**STATED PROBLEM**
All entries below are to be set down again, identical to the source.

**DATA FOR PROCESSING**
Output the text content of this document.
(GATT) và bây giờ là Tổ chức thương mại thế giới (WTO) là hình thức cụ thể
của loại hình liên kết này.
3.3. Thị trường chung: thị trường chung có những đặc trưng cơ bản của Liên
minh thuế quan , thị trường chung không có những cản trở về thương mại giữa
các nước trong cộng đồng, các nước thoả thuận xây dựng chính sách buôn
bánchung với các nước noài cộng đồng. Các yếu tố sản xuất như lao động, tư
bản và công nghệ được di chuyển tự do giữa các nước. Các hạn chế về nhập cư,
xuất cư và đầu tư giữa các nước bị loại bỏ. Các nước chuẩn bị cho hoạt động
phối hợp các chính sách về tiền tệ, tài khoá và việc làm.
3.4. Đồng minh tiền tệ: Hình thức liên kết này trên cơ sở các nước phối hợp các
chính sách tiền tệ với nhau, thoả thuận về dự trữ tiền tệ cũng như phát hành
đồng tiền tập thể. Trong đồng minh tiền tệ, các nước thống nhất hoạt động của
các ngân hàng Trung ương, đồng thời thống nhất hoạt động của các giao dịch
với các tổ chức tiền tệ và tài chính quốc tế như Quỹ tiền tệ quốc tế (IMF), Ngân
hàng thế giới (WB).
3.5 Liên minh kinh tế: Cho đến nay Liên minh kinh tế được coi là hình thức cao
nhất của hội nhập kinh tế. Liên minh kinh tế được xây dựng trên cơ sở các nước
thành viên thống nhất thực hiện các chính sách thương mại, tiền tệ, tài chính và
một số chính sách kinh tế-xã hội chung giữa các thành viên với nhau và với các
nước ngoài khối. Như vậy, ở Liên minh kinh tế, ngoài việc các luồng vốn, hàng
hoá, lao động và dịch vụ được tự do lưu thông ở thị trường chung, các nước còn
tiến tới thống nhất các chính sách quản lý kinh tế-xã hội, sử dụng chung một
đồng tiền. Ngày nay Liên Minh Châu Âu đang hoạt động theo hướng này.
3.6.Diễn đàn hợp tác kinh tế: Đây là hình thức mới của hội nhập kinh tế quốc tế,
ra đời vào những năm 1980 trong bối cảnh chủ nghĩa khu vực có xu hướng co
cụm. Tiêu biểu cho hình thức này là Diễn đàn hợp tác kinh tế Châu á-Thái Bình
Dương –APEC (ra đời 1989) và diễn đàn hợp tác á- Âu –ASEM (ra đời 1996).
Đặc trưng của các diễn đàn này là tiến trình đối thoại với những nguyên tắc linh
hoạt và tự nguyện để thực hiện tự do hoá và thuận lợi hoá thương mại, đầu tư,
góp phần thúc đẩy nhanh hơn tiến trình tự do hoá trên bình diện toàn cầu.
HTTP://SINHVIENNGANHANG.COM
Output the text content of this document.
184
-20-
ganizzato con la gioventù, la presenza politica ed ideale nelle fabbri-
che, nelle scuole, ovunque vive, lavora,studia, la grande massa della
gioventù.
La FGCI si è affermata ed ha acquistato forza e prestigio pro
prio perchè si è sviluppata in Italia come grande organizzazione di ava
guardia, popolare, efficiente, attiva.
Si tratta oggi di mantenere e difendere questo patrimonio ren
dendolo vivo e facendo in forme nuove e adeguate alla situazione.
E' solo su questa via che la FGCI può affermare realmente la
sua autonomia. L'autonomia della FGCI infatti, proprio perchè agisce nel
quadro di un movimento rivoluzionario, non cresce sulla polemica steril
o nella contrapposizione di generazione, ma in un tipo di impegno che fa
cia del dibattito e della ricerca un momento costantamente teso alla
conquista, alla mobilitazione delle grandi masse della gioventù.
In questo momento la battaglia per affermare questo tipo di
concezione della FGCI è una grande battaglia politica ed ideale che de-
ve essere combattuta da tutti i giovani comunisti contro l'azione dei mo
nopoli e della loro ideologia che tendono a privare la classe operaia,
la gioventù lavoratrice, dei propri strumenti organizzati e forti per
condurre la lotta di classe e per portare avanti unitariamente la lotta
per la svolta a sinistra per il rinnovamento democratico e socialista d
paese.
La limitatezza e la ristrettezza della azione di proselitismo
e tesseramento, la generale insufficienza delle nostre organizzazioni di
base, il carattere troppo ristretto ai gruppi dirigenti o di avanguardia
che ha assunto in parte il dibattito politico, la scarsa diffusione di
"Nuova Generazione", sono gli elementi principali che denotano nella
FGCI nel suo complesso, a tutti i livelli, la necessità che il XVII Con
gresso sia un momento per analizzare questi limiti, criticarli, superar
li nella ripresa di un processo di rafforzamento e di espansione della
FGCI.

**IN RESPONSE**
Output the text content of this document.
(GATT) và bây giờ là Tổ chức thương mại thế giới (WTO) là hình thức cụ thể
của loại hình liên kết này.
3.3. Thị trường chung: thị trường chung có những đặc trưng cơ bản của Liên
minh thuế quan , thị trường chung không có những cản trở về thương mại giữa
các nước trong cộng đồng, các nước thoả thuận xây dựng chính sách buôn
bánchung với các nước noài cộng đồng. Các yếu tố sản xuất như lao động, tư
bản và công nghệ được di chuyển tự do giữa các nước. Các hạn chế về nhập cư,
xuất cư và đầu tư giữa các nước bị loại bỏ. Các nước chuẩn bị cho hoạt động
phối hợp các chính sách về tiền tệ, tài khoá và việc làm.
3.4. Đồng minh tiền tệ: Hình thức liên kết này trên cơ sở các nước phối hợp các
chính sách tiền tệ với nhau, thoả thuận về dự trữ tiền tệ cũng như phát hành
đồng tiền tập thể. Trong đồng minh tiền tệ, các nước thống nhất hoạt động của
các ngân hàng Trung ương, đồng thời thống nhất hoạt động của các giao dịch
với các tổ chức tiền tệ và tài chính quốc tế như Quỹ tiền tệ quốc tế (IMF), Ngân
hàng thế giới (WB).
3.5 Liên minh kinh tế: Cho đến nay Liên minh kinh tế được coi là hình thức cao
nhất của hội nhập kinh tế. Liên minh kinh tế được xây dựng trên cơ sở các nước
thành viên thống nhất thực hiện các chính sách thương mại, tiền tệ, tài chính và
một số chính sách kinh tế-xã hội chung giữa các thành viên với nhau và với các
nước ngoài khối. Như vậy, ở Liên minh kinh tế, ngoài việc các luồng vốn, hàng
hoá, lao động và dịch vụ được tự do lưu thông ở thị trường chung, các nước còn
tiến tới thống nhất các chính sách quản lý kinh tế-xã hội, sử dụng chung một
đồng tiền. Ngày nay Liên Minh Châu Âu đang hoạt động theo hướng này.
3.6.Diễn đàn hợp tác kinh tế: Đây là hình thức mới của hội nhập kinh tế quốc tế,
ra đời vào những năm 1980 trong bối cảnh chủ nghĩa khu vực có xu hướng co
cụm. Tiêu biểu cho hình thức này là Diễn đàn hợp tác kinh tế Châu á-Thái Bình
Dương –APEC (ra đời 1989) và diễn đàn hợp tác á- Âu –ASEM (ra đời 1996).
Đặc trưng của các diễn đàn này là tiến trình đối thoại với những nguyên tắc linh
hoạt và tự nguyện để thực hiện tự do hoá và thuận lợi hoá thương mại, đầu tư,
góp phần thúc đẩy nhanh hơn tiến trình tự do hoá trên bình diện toàn cầu.
HTTP://SINHVIENNGANHANG.COM
Output the text content of this document.
184
-20-
ganizzato con la gioventù, la presenza politica ed ideale nelle fabbri-
che, nelle scuole, ovunque vive, lavora,studia, la grande massa della
gioventù.
La FGCI si è affermata ed ha acquistato forza e prestigio pro
prio perchè si è sviluppata in Italia come grande organizzazione di ava
guardia, popolare, efficiente, attiva.
Si tratta oggi di mantenere e difendere questo patrimonio ren
dendolo vivo e facendo in forme nuove e adeguate alla situazione.
E' solo su questa via che la FGCI può affermare realmente la
sua autonomia. L'autonomia della FGCI infatti, proprio perchè agisce nel
quadro di un movimento rivoluzionario, non cresce sulla polemica steril
o nella contrapposizione di generazione, ma in un tipo di impegno che fa
cia del dibattito e della ricerca un momento costantamente teso alla
conquista, alla mobilitazione delle grandi masse della gioventù.
In questo momento la battaglia per affermare questo tipo di
concezione della FGCI è una grande battaglia politica ed ideale che de-
ve essere combattuta da tutti i giovani comunisti contro l'azione dei mo
nopoli e della loro ideologia che tendono a privare la classe operaia,
la gioventù lavoratrice, dei propri strumenti organizzati e forti per
condurre la lotta di classe e per portare avanti unitariamente la lotta
per la svolta a sinistra per il rinnovamento democratico e socialista d
paese.
La limitatezza e la ristrettezza della azione di proselitismo
e tesseramento, la generale insufficienza delle nostre organizzazioni di
base, il carattere troppo ristretto ai gruppi dirigenti o di avanguardia
che ha assunto in parte il dibattito politico, la scarsa diffusione di
"Nuova Generazione", sono gli elementi principali che denotano nella
FGCI nel suo complesso, a tutti i livelli, la necessità che il XVII Con
gresso sia un momento per analizzare questi limiti, criticarli, superar
li nella ripresa di un processo di rafforzamento e di espansione della
FGCI.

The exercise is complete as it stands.